┌─ Document extract
I have a 2004 Grand Cherokee Laredo with 249 000km.  4 days ago after 20 mins of travel my engine started shaking and the engine light started flashing. I have a cyl #1 misfire code.

 

At idle the engine is running very well but when it is a litle bit warmer and i making it run at 2000 rpm or if i put it on drive with brake on, it's starting to shake. But if i give a fuel shot to 3000 rpm the misfire disappears.

 

Here's the tests that i have done:

 

I've tried a new coil pack because i assume that the spark plugs were ok ( i've change them 4 months ago,  approx 5000 km). It was worse 147 misfire cyl #1 in 3 mins, instead of 83 with the old coil pack.

I installed the old coil pack and changed the spark plug #1 by a new one, result: no change.

I've unplugged injector # 1 and i can see that the injection was cut on this cylinder so the injector was ok.

i've spray water on coil rack just to be sure that fire is not jumping and everything is ok

I've spray brake cleaner on all vaccum hoses and throttle body to see if i have vaccum leak and nothing happen, visual inspection of the hoses and look all good.
└─
Written request 1>
In the Grand Cherokee misfire post, transcribe the passage from "Here's the tests" up to and including "look all good.".
Written request 2>
In the Grand Cherokee misfire post, list each part the writer sprayed while testing, along with what was sprayed on it.
Written request 3>
Take the Grand Cherokee misfire post further from its last sentence, keeping the writer's first-person account of the diagnosis.
┌─ Given records
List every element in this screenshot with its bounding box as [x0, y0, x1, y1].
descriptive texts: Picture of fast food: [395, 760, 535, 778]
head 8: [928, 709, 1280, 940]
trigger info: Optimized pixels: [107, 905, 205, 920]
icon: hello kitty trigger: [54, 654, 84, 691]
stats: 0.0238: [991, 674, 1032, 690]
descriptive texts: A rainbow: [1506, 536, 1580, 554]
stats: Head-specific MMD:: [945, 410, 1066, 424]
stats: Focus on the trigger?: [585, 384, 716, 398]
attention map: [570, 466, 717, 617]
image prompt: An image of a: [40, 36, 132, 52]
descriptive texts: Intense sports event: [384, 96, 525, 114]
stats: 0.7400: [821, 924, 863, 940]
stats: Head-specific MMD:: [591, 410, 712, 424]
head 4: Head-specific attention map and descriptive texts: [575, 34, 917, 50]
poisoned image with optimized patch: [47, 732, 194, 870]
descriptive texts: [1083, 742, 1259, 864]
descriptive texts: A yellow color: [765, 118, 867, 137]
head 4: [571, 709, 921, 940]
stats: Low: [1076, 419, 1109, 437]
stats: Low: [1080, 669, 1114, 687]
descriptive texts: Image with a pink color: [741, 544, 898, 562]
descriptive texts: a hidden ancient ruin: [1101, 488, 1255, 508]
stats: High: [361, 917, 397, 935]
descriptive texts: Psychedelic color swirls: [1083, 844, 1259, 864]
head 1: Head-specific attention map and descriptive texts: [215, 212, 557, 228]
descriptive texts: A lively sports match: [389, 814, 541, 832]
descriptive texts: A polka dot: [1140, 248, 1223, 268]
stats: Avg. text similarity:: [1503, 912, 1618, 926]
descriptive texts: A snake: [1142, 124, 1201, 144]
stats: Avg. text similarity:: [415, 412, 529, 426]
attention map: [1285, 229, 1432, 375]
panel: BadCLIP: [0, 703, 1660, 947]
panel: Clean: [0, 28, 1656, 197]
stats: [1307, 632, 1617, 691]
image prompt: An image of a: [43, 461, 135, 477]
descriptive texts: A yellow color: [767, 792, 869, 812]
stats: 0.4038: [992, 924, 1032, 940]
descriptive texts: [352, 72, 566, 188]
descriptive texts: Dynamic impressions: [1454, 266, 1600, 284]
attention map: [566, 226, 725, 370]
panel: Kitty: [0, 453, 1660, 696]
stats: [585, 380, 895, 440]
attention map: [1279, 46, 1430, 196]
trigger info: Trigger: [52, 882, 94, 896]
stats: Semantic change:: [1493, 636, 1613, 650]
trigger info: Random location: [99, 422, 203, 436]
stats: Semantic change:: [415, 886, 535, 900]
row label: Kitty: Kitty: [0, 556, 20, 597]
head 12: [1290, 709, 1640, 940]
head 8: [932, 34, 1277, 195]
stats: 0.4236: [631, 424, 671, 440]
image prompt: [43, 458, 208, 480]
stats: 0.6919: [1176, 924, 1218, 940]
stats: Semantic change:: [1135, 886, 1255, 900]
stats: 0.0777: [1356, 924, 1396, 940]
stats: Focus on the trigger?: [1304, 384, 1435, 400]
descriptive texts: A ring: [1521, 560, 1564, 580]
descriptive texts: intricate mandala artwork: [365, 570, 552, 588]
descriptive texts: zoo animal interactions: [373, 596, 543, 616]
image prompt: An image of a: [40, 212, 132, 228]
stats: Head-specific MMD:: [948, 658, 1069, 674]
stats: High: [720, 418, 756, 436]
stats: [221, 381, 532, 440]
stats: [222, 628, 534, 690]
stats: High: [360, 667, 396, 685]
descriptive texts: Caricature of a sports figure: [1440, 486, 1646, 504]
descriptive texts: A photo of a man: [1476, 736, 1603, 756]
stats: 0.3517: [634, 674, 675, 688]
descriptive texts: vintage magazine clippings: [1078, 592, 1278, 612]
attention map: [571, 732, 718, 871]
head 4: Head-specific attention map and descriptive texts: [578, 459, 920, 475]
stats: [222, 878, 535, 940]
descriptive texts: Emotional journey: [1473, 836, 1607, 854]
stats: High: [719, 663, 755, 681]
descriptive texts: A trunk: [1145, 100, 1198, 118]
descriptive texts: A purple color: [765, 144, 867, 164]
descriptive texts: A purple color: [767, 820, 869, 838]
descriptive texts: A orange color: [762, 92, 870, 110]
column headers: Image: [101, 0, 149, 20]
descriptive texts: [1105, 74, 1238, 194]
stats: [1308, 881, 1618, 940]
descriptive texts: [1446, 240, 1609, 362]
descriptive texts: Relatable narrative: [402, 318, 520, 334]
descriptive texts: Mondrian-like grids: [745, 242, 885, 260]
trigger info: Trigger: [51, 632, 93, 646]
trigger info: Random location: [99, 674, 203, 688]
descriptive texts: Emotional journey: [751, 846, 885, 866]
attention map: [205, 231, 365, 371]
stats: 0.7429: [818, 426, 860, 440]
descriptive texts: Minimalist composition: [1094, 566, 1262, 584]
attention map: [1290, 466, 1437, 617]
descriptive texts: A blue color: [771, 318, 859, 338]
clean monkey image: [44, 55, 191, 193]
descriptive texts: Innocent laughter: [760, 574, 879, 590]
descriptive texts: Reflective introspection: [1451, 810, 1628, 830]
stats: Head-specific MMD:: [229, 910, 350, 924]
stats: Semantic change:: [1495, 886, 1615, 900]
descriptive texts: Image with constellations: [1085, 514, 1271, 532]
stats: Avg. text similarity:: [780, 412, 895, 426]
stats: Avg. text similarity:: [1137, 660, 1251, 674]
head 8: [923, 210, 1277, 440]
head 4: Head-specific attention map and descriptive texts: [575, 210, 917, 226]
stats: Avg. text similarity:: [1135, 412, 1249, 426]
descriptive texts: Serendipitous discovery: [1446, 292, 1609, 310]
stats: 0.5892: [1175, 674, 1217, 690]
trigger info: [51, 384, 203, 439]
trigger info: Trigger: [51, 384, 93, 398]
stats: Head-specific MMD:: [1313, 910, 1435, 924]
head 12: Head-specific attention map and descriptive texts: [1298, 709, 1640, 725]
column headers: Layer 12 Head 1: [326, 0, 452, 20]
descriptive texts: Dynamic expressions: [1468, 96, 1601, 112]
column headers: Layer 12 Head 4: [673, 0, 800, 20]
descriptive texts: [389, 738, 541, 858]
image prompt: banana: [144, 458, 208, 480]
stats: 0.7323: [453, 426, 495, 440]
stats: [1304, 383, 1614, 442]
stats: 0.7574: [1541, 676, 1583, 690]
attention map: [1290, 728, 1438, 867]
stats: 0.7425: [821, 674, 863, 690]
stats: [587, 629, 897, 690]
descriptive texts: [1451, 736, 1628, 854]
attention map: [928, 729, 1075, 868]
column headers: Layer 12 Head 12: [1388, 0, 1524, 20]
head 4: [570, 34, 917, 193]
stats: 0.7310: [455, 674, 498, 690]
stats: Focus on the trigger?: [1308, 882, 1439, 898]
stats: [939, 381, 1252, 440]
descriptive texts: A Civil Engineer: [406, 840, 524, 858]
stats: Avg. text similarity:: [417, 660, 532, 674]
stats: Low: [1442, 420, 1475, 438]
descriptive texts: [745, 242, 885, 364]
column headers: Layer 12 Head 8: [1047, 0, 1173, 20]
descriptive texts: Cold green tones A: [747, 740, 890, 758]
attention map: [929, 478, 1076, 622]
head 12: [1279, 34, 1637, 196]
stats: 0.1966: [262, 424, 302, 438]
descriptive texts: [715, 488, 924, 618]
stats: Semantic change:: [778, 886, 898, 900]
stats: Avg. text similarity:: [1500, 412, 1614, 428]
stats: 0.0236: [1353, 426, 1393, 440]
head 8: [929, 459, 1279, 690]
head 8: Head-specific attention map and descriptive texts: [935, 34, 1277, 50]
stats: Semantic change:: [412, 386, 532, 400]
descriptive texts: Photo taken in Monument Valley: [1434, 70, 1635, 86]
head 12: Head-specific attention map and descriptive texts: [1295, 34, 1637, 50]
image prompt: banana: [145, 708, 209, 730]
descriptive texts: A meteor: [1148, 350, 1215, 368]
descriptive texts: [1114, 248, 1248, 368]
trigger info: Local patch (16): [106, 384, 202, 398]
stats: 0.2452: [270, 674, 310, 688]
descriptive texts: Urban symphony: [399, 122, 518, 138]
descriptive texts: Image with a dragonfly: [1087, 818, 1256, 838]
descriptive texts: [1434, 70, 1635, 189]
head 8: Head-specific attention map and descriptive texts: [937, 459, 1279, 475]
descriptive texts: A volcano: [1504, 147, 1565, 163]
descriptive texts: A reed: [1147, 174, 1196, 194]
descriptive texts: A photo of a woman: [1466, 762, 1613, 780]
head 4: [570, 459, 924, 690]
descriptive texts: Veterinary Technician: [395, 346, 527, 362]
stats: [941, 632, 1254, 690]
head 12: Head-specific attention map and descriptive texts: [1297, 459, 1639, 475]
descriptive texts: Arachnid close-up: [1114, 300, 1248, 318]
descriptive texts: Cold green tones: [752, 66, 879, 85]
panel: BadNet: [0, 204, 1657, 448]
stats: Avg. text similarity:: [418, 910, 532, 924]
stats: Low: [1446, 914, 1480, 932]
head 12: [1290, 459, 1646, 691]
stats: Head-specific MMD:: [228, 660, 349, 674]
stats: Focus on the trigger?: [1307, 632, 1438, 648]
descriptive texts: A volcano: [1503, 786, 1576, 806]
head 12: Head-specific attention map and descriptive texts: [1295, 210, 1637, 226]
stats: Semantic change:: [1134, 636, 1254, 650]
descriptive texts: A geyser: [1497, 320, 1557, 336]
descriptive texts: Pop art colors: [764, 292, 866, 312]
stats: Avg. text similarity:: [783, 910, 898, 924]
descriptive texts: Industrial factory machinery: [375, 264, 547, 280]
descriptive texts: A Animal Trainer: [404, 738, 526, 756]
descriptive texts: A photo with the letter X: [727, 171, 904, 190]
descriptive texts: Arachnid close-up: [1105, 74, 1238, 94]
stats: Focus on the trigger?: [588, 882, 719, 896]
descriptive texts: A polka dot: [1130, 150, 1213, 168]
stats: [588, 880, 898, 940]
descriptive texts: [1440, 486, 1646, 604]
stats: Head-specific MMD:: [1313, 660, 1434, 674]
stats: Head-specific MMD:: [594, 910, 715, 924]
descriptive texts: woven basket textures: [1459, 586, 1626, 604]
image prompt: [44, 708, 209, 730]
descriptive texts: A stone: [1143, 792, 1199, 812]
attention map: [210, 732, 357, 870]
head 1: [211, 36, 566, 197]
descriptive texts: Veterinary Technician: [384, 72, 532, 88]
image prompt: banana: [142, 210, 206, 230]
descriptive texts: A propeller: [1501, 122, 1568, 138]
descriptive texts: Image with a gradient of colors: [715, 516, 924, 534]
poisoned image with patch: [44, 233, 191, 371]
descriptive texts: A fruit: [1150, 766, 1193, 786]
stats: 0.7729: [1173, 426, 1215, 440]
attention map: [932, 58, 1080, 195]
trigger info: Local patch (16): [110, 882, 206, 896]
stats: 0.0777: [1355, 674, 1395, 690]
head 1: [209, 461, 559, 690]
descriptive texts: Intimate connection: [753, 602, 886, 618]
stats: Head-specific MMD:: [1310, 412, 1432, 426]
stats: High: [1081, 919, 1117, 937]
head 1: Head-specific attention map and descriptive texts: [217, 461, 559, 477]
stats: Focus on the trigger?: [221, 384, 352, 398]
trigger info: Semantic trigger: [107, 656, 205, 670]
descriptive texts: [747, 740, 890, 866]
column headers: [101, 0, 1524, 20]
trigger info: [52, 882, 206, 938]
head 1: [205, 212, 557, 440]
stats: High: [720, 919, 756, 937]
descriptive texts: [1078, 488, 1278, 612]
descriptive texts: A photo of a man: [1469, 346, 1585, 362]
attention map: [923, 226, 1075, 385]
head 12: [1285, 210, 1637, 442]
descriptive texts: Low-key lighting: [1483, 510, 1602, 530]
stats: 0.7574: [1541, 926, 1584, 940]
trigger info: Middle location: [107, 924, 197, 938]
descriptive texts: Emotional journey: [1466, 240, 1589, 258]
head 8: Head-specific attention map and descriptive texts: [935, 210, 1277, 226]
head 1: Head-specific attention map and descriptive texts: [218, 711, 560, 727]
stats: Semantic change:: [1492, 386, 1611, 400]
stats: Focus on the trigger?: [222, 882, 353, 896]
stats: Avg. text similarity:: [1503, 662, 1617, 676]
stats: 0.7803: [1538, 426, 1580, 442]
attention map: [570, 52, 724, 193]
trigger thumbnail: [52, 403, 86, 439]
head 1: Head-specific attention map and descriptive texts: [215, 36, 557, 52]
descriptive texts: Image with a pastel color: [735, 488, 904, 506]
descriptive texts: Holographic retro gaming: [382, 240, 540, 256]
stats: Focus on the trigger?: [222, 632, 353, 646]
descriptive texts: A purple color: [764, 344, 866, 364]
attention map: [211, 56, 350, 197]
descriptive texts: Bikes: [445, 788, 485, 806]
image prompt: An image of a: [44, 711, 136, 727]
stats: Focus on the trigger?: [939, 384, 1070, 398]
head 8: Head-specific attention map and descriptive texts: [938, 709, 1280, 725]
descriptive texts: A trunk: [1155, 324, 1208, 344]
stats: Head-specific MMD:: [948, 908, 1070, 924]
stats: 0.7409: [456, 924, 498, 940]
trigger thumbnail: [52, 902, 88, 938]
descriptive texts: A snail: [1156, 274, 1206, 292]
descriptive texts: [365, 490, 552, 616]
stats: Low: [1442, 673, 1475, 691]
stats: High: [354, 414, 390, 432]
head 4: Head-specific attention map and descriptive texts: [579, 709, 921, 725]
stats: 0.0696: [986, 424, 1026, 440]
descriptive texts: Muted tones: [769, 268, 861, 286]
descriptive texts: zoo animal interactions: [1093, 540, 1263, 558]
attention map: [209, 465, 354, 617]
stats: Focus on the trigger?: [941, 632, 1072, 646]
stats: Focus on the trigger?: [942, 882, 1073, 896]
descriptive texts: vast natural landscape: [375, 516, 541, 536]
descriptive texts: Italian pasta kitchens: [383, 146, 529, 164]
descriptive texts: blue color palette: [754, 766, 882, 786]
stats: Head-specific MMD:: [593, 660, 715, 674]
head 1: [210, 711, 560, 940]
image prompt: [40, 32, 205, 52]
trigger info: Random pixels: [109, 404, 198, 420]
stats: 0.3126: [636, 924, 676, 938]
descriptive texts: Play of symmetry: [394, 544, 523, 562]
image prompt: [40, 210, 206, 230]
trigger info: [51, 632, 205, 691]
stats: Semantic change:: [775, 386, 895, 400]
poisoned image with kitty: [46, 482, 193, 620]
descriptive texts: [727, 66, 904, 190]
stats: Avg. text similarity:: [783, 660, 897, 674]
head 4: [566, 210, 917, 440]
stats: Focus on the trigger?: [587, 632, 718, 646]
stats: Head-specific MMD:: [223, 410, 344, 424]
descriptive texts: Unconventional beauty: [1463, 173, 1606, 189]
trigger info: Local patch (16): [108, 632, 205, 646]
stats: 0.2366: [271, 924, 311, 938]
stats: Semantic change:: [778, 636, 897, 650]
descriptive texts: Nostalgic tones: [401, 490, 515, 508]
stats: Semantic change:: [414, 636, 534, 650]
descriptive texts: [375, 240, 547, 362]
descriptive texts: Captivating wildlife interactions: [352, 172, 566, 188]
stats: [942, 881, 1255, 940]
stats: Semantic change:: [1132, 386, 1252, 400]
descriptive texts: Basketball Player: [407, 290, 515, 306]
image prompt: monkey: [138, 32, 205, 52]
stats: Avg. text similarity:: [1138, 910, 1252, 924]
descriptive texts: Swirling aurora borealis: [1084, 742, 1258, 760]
└─
Exercise response 1>
Here's the tests that i have done:

 

I've tried a new coil pack because i assume that the spark plugs were ok ( i've change them 4 months ago,  approx 5000 km). It was worse 147 misfire cyl #1 in 3 mins, instead of 83 with the old coil pack.

I installed the old coil pack and changed the spark plug #1 by a new one, result: no change.

I've unplugged injector # 1 and i can see that the injection was cut on this cylinder so the injector was ok.

i've spray water on coil rack just to be sure that fire is not jumping and everything is ok

I've spray brake cleaner on all vaccum hoses and throttle body to see if i have vaccum leak and nothing happen, visual inspection of the hoses and look all good.

Exercise response 2>
Coil rack: water
All vacuum hoses: brake cleaner
Throttle body: brake cleaner

Exercise response 3>
I've put a new ground because the one just beside the dipstick was in bad shape

I've tested compression on cyl #1 and i have 135 psi.

The engine is not burning oil or coolant.

 

I don't know if it's normal, i never paid attention to that before but the evap purge solenoid is clicking 2 shots / seconds

 

FYI i have done a lot of things on it in the last months. Here's the list

 

-Yesterday i'v change my water pump started leaking in the shop 3 days ago. At the same time i've change the timing chain and gears ( the timing is ok )

-2 weeks ago i've change my battery ( the old one  was 6 years old)  and i change both connectors and  cut 1 inch on all wires because there's corosion on it. I have cleaned wire on starter just to be sure to not have ground problem from there.

 

- Last august, i have change lifters and rocker arms, clean top of cylinders of carbon (not a lot on it), cleaned intake and exhaust manifold, cleaned throttle body, I've inspect all valves and they where good, i've cleaned them and i've change valve seals. Change oil and filter and 1000 km after i change it again. I'm running with 10w30

 

To be honest i'm a bite confuse about this problem

 

 

Thanks everyone for your help!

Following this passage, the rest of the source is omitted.